What to do:
Can you reproduce the data beneath, keeping every line exact?

(Records excerpted from a collection)

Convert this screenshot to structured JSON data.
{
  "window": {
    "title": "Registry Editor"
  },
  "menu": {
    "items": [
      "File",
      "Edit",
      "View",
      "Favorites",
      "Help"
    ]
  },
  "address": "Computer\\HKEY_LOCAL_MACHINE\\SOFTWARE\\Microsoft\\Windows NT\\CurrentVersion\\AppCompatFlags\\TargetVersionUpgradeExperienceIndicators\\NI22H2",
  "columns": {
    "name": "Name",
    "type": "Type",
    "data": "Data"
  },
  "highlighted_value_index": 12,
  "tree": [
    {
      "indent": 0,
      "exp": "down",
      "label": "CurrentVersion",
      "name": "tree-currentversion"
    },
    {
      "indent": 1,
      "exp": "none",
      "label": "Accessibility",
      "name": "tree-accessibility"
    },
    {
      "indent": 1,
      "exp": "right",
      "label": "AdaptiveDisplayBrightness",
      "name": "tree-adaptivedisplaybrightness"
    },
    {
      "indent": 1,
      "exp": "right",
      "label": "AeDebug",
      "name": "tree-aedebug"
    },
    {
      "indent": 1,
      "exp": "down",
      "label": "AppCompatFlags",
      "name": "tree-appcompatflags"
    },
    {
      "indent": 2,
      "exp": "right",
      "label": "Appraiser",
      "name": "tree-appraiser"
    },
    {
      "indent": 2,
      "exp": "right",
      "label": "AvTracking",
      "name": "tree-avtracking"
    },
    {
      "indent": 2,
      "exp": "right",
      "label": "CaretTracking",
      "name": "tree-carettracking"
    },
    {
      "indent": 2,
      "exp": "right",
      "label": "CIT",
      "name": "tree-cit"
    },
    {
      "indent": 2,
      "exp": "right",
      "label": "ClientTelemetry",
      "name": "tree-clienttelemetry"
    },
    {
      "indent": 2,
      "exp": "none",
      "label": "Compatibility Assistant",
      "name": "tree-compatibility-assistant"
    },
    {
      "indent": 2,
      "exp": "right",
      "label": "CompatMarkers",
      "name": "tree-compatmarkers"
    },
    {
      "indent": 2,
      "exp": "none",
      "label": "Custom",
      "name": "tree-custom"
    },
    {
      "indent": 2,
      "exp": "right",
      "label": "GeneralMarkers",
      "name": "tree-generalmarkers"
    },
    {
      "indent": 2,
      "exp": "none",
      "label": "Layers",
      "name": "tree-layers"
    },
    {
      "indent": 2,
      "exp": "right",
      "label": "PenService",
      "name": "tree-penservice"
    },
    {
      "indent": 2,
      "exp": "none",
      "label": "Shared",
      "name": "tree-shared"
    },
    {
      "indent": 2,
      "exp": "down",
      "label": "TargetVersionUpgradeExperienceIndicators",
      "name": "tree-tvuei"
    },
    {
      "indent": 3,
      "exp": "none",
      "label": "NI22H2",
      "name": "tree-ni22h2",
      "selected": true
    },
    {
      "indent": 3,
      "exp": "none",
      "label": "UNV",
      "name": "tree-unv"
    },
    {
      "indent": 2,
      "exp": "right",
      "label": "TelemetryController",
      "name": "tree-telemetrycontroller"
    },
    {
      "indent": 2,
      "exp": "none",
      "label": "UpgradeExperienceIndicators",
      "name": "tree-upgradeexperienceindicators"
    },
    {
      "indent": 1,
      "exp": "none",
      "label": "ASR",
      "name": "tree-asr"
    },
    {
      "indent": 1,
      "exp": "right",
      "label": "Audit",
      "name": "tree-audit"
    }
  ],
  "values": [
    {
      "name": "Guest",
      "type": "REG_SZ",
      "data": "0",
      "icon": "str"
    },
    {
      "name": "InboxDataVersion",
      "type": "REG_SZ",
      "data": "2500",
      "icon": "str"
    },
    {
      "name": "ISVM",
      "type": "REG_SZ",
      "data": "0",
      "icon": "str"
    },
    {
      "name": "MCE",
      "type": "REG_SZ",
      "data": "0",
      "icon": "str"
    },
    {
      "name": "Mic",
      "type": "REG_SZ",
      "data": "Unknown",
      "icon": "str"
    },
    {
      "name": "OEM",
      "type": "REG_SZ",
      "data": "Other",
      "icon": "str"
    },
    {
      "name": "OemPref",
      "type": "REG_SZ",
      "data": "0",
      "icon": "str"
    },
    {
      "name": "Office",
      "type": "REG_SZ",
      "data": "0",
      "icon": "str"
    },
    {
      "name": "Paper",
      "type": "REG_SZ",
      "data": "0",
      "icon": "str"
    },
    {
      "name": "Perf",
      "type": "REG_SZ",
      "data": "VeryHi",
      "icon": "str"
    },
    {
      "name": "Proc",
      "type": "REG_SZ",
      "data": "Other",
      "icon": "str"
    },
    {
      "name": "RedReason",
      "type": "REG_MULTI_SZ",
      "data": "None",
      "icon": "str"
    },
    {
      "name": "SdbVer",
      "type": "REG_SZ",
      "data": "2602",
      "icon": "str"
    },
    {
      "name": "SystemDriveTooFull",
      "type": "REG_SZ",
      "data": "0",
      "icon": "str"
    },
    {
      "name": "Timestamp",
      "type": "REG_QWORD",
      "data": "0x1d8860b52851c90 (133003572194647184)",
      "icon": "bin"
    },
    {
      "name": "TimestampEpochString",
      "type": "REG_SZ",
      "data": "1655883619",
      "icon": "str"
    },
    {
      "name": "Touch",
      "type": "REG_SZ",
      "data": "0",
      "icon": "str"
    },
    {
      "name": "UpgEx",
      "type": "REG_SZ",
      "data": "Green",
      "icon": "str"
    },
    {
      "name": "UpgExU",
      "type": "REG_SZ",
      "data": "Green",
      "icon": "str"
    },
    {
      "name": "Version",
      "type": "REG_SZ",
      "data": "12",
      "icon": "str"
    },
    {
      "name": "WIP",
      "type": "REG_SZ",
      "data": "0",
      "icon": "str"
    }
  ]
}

Finished exercise:
Convert this screenshot to structured JSON data.
{
  "window": {
    "title": "Registry Editor"
  },
  "menu": {
    "items": [
      "File",
      "Edit",
      "View",
      "Favorites",
      "Help"
    ]
  },
  "address": "Computer\\HKEY_LOCAL_MACHINE\\SOFTWARE\\Microsoft\\Windows NT\\CurrentVersion\\AppCompatFlags\\TargetVersionUpgradeExperienceIndicators\\NI22H2",
  "columns": {
    "name": "Name",
    "type": "Type",
    "data": "Data"
  },
  "highlighted_value_index": 12,
  "tree": [
    {
      "indent": 0,
      "exp": "down",
      "label": "CurrentVersion",
      "name": "tree-currentversion"
    },
    {
      "indent": 1,
      "exp": "none",
      "label": "Accessibility",
      "name": "tree-accessibility"
    },
    {
      "indent": 1,
      "exp": "right",
      "label": "AdaptiveDisplayBrightness",
      "name": "tree-adaptivedisplaybrightness"
    },
    {
      "indent": 1,
      "exp": "right",
      "label": "AeDebug",
      "name": "tree-aedebug"
    },
    {
      "indent": 1,
      "exp": "down",
      "label": "AppCompatFlags",
      "name": "tree-appcompatflags"
    },
    {
      "indent": 2,
      "exp": "right",
      "label": "Appraiser",
      "name": "tree-appraiser"
    },
    {
      "indent": 2,
      "exp": "right",
      "label": "AvTracking",
      "name": "tree-avtracking"
    },
    {
      "indent": 2,
      "exp": "right",
      "label": "CaretTracking",
      "name": "tree-carettracking"
    },
    {
      "indent": 2,
      "exp": "right",
      "label": "CIT",
      "name": "tree-cit"
    },
    {
      "indent": 2,
      "exp": "right",
      "label": "ClientTelemetry",
      "name": "tree-clienttelemetry"
    },
    {
      "indent": 2,
      "exp": "none",
      "label": "Compatibility Assistant",
      "name": "tree-compatibility-assistant"
    },
    {
      "indent": 2,
      "exp": "right",
      "label": "CompatMarkers",
      "name": "tree-compatmarkers"
    },
    {
      "indent": 2,
      "exp": "none",
      "label": "Custom",
      "name": "tree-custom"
    },
    {
      "indent": 2,
      "exp": "right",
      "label": "GeneralMarkers",
      "name": "tree-generalmarkers"
    },
    {
      "indent": 2,
      "exp": "none",
      "label": "Layers",
      "name": "tree-layers"
    },
    {
      "indent": 2,
      "exp": "right",
      "label": "PenService",
      "name": "tree-penservice"
    },
    {
      "indent": 2,
      "exp": "none",
      "label": "Shared",
      "name": "tree-shared"
    },
    {
      "indent": 2,
      "exp": "down",
      "label": "TargetVersionUpgradeExperienceIndicators",
      "name": "tree-tvuei"
    },
    {
      "indent": 3,
      "exp": "none",
      "label": "NI22H2",
      "name": "tree-ni22h2",
      "selected": true
    },
    {
      "indent": 3,
      "exp": "none",
      "label": "UNV",
      "name": "tree-unv"
    },
    {
      "indent": 2,
      "exp": "right",
      "label": "TelemetryController",
      "name": "tree-telemetrycontroller"
    },
    {
      "indent": 2,
      "exp": "none",
      "label": "UpgradeExperienceIndicators",
      "name": "tree-upgradeexperienceindicators"
    },
    {
      "indent": 1,
      "exp": "none",
      "label": "ASR",
      "name": "tree-asr"
    },
    {
      "indent": 1,
      "exp": "right",
      "label": "Audit",
      "name": "tree-audit"
    }
  ],
  "values": [
    {
      "name": "Guest",
      "type": "REG_SZ",
      "data": "0",
      "icon": "str"
    },
    {
      "name": "InboxDataVersion",
      "type": "REG_SZ",
      "data": "2500",
      "icon": "str"
    },
    {
      "name": "ISVM",
      "type": "REG_SZ",
      "data": "0",
      "icon": "str"
    },
    {
      "name": "MCE",
      "type": "REG_SZ",
      "data": "0",
      "icon": "str"
    },
    {
      "name": "Mic",
      "type": "REG_SZ",
      "data": "Unknown",
      "icon": "str"
    },
    {
      "name": "OEM",
      "type": "REG_SZ",
      "data": "Other",
      "icon": "str"
    },
    {
      "name": "OemPref",
      "type": "REG_SZ",
      "data": "0",
      "icon": "str"
    },
    {
      "name": "Office",
      "type": "REG_SZ",
      "data": "0",
      "icon": "str"
    },
    {
      "name": "Paper",
      "type": "REG_SZ",
      "data": "0",
      "icon": "str"
    },
    {
      "name": "Perf",
      "type": "REG_SZ",
      "data": "VeryHi",
      "icon": "str"
    },
    {
      "name": "Proc",
      "type": "REG_SZ",
      "data": "Other",
      "icon": "str"
    },
    {
      "name": "RedReason",
      "type": "REG_MULTI_SZ",
      "data": "None",
      "icon": "str"
    },
    {
      "name": "SdbVer",
      "type": "REG_SZ",
      "data": "2602",
      "icon": "str"
    },
    {
      "name": "SystemDriveTooFull",
      "type": "REG_SZ",
      "data": "0",
      "icon": "str"
    },
    {
      "name": "Timestamp",
      "type": "REG_QWORD",
      "data": "0x1d8860b52851c90 (133003572194647184)",
      "icon": "bin"
    },
    {
      "name": "TimestampEpochString",
      "type": "REG_SZ",
      "data": "1655883619",
      "icon": "str"
    },
    {
      "name": "Touch",
      "type": "REG_SZ",
      "data": "0",
      "icon": "str"
    },
    {
      "name": "UpgEx",
      "type": "REG_SZ",
      "data": "Green",
      "icon": "str"
    },
    {
      "name": "UpgExU",
      "type": "REG_SZ",
      "data": "Green",
      "icon": "str"
    },
    {
      "name": "Version",
      "type": "REG_SZ",
      "data": "12",
      "icon": "str"
    },
    {
      "name": "WIP",
      "type": "REG_SZ",
      "data": "0",
      "icon": "str"
    }
  ]
}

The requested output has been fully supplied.